> _EXERCISE DATA_
>> BEGIN
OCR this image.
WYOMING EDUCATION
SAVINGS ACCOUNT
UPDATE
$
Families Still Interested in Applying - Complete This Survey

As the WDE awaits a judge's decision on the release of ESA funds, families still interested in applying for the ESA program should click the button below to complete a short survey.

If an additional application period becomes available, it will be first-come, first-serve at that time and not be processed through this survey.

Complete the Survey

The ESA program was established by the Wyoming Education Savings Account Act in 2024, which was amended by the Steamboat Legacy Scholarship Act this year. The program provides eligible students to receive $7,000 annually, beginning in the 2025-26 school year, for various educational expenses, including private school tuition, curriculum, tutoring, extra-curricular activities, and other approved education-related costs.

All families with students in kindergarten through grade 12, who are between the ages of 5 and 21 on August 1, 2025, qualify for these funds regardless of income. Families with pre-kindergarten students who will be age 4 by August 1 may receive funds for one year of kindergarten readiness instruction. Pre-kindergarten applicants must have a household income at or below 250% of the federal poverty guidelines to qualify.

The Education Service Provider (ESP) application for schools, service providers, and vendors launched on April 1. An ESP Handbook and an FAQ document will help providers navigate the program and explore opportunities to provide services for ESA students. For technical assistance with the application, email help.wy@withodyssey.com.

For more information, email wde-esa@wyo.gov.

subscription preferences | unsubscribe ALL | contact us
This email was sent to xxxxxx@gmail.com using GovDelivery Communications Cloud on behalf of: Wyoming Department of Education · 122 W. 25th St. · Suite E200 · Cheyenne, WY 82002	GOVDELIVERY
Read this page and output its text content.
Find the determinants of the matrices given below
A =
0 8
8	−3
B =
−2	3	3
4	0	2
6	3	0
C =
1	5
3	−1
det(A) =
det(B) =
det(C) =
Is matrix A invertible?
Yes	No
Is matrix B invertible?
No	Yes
>> END
> _SHORT PROBLEM_
Pick out each line above that includes "application" and show it.

> _THE REPLY_
If an additional application period becomes available, it will be first-come, first-serve at that time and not be processed through this survey.
The Education Service Provider (ESP) application for schools, service providers, and vendors launched on April 1. An ESP Handbook and an FAQ document will help providers navigate the program and explore opportunities to provide services for ESA students. For technical assistance with the application, email help.wy@withodyssey.com.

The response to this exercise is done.